── DATA LISTING
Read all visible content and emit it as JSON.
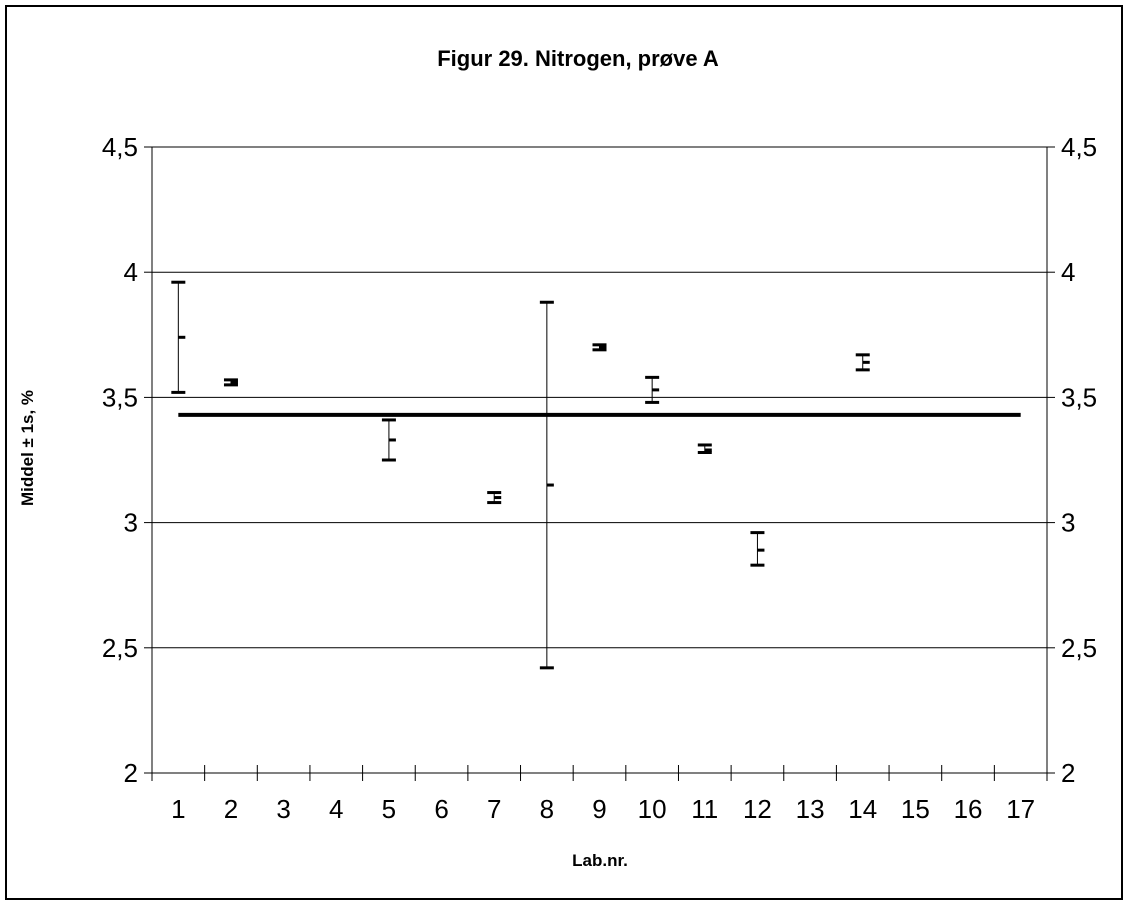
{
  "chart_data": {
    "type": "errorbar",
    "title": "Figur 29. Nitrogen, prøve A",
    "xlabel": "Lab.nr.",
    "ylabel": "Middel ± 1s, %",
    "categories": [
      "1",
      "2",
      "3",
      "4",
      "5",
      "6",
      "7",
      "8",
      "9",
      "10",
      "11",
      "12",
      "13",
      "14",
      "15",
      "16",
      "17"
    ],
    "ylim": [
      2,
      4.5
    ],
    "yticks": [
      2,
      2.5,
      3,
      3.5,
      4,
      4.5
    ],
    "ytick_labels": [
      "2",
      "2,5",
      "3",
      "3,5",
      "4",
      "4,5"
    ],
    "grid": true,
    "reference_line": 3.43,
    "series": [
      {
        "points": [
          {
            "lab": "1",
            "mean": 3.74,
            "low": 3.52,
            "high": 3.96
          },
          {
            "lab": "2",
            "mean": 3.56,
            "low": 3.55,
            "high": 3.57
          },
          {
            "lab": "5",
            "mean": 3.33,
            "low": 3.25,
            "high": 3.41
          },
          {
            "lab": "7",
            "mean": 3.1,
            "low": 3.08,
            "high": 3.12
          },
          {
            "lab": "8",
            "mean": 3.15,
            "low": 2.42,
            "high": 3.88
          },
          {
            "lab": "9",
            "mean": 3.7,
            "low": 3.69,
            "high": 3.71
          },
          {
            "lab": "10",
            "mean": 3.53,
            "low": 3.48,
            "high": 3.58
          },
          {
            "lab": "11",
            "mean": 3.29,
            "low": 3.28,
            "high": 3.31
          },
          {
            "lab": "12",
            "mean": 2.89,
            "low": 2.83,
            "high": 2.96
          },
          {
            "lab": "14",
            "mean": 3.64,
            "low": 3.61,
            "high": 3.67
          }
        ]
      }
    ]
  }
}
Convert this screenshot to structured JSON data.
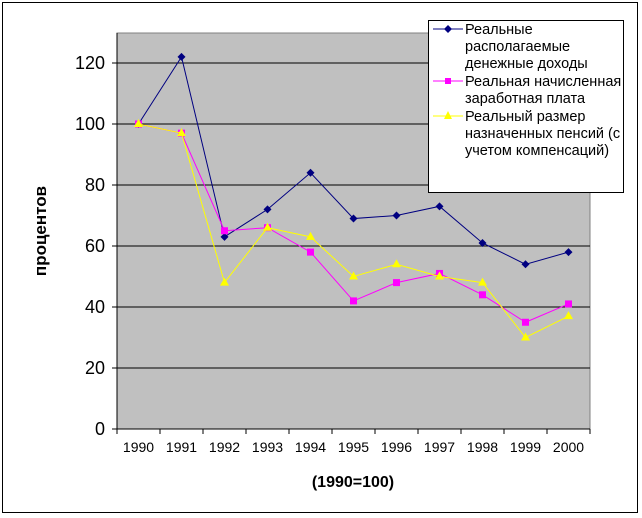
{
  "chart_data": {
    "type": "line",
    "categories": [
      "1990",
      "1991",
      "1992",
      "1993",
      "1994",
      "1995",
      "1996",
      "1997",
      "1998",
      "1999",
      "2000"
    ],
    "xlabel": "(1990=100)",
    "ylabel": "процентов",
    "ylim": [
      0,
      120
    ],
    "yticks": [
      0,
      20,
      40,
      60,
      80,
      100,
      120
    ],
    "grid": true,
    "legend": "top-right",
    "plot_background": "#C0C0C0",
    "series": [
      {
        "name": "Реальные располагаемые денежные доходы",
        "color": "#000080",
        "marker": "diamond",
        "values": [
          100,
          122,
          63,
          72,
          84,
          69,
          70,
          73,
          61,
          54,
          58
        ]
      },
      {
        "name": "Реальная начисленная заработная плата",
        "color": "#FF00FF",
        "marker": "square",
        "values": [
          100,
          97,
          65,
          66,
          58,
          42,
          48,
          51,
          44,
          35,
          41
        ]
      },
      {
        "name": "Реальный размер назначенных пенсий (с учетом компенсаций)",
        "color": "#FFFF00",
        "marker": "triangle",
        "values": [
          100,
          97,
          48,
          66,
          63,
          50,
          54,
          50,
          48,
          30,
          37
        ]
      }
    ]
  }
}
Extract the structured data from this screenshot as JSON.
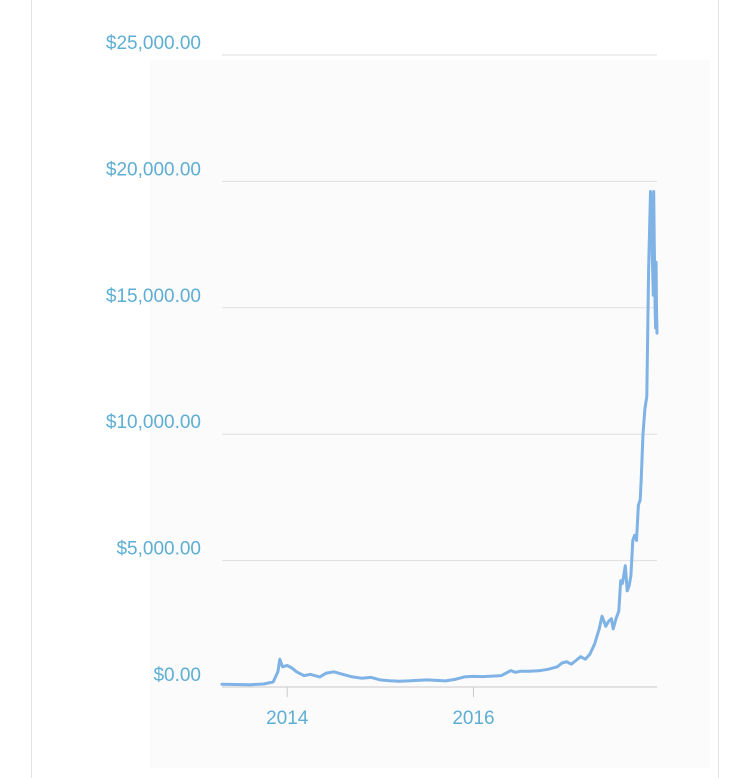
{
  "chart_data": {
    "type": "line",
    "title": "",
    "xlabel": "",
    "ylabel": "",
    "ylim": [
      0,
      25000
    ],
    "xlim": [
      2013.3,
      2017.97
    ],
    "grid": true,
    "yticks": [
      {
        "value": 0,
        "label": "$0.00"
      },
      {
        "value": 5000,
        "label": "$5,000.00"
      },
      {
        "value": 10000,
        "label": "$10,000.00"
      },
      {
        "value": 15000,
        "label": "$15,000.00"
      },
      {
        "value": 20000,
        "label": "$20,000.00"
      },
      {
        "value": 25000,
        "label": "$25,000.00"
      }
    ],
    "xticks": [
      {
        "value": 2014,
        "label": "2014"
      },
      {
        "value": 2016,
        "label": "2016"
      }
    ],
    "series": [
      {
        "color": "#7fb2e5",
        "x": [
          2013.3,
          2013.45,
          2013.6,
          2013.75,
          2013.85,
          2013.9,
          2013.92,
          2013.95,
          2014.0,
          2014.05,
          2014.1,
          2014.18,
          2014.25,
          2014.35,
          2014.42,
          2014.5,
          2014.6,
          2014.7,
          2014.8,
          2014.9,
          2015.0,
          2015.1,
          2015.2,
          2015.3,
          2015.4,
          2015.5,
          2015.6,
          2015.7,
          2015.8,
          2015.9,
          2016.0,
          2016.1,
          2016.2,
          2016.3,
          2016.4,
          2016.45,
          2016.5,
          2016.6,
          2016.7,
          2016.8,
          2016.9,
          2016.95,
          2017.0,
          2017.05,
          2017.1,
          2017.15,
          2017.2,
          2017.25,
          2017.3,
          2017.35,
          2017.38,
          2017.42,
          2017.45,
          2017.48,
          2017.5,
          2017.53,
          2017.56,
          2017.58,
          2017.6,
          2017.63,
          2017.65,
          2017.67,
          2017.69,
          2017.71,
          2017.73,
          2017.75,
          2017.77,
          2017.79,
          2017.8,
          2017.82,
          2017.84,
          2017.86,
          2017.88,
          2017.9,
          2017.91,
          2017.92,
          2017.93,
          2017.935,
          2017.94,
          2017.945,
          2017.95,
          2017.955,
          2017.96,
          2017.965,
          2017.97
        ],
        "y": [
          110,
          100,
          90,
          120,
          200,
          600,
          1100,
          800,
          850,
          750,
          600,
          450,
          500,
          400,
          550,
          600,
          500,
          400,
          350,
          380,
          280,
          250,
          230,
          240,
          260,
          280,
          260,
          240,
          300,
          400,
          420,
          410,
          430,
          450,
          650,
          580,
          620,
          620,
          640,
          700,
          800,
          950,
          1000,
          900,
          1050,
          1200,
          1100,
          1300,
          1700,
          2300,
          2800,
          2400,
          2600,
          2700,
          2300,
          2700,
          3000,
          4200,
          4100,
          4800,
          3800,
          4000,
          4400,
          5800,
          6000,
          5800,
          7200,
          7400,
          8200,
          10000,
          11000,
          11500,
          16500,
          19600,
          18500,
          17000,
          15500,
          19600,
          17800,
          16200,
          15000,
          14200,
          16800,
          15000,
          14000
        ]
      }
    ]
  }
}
────
Copy every single line of the material above that holds "color".

## EXERCISE SOLUTION
        "color": "#000080",
        "color": "#FF00FF",
        "color": "#FFFF00",
        "color": "#7fb2e5",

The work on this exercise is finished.